** start RECORDS PROVIDED **

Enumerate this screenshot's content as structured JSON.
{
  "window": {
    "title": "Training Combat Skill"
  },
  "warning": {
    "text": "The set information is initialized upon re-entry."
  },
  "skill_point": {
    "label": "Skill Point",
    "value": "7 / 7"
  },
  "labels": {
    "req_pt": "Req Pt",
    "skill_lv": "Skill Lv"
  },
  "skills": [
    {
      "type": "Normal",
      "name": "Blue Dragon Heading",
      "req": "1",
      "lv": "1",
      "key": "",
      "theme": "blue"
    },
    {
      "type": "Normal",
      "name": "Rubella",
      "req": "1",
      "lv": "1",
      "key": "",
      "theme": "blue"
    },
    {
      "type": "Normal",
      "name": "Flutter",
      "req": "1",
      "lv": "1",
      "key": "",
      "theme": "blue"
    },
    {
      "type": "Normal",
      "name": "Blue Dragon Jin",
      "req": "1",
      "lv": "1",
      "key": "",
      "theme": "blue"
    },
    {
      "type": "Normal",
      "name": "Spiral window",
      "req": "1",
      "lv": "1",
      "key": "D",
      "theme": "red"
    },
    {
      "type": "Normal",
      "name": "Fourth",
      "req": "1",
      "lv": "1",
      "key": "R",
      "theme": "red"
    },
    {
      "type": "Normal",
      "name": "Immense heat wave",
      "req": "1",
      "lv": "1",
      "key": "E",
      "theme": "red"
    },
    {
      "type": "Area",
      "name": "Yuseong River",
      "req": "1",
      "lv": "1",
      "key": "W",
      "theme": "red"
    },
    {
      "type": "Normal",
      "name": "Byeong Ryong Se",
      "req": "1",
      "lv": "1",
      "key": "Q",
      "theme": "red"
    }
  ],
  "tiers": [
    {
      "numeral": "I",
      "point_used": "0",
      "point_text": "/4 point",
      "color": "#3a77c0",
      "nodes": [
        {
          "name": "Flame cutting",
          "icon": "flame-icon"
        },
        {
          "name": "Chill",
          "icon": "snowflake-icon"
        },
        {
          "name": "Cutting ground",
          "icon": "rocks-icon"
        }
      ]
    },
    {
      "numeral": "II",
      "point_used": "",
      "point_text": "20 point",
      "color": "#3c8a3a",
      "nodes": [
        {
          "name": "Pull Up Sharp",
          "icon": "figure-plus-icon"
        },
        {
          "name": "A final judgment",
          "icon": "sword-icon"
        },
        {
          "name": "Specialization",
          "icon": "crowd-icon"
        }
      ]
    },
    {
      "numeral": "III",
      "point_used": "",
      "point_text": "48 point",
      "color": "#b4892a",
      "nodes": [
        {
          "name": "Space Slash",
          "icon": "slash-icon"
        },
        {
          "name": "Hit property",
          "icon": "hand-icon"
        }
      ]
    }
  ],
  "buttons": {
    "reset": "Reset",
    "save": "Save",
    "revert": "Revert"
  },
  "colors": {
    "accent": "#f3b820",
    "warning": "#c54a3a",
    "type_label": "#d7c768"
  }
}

** end RECORDS PROVIDED **

WHAT THE TASK REQUIRES
Find how many lines include the string "Dragon" and report that number alone.

FULL OUTPUT
2